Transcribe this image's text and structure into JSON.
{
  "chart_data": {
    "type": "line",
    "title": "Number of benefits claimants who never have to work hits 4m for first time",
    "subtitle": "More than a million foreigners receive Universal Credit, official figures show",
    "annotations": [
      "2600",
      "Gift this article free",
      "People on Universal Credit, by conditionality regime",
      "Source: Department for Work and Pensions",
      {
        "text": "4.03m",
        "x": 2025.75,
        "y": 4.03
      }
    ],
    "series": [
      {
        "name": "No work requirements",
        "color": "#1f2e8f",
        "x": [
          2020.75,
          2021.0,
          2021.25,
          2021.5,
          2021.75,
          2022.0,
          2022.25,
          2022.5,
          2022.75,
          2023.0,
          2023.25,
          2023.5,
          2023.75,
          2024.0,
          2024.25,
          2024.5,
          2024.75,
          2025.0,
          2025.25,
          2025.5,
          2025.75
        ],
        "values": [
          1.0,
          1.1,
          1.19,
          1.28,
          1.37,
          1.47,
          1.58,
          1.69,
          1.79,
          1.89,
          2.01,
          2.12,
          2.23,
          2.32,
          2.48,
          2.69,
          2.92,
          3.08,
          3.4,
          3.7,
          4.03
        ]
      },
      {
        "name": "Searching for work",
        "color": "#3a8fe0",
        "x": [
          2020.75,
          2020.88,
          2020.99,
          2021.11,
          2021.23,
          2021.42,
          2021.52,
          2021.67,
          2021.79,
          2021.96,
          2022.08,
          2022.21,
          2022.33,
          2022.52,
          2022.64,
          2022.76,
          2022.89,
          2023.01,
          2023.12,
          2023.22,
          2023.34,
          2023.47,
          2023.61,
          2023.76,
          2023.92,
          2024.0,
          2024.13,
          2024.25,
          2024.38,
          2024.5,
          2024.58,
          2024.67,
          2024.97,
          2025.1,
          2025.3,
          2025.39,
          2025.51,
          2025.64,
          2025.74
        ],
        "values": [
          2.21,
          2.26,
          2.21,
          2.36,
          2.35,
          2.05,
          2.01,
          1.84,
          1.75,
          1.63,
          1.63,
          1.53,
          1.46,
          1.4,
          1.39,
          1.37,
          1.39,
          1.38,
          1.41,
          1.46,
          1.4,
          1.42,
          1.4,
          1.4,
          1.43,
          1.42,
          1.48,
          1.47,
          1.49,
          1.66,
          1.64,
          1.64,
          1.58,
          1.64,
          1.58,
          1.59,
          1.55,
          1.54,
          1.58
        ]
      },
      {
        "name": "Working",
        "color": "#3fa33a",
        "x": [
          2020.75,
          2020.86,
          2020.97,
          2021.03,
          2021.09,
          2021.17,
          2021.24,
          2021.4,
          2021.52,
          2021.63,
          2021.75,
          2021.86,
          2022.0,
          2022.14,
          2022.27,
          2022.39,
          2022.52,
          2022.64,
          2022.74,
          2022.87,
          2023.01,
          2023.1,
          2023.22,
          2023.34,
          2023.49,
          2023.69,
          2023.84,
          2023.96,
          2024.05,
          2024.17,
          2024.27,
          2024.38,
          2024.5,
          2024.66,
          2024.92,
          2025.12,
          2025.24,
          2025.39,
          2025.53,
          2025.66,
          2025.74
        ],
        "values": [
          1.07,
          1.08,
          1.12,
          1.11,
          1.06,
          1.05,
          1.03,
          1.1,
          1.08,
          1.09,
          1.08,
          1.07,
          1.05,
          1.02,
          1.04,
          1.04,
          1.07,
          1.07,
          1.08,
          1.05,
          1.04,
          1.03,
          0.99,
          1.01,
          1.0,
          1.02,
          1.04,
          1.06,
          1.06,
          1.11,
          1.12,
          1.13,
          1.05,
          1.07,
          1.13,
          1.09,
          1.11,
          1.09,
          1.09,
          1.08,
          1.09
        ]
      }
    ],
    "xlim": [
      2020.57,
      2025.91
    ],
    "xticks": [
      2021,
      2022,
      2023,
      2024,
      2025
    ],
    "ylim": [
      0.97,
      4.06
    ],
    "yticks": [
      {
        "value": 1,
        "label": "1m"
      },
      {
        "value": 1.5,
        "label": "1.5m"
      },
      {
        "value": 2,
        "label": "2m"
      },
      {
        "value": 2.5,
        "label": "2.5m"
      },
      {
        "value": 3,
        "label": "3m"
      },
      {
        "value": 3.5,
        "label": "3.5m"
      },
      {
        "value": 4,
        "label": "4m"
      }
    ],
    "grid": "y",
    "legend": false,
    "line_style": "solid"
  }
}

**Short problem**.
From the records above, pull out every line containing the word "name".

**Solution for this task**.
        "name": "No work requirements",
        "name": "Searching for work",
        "name": "Working",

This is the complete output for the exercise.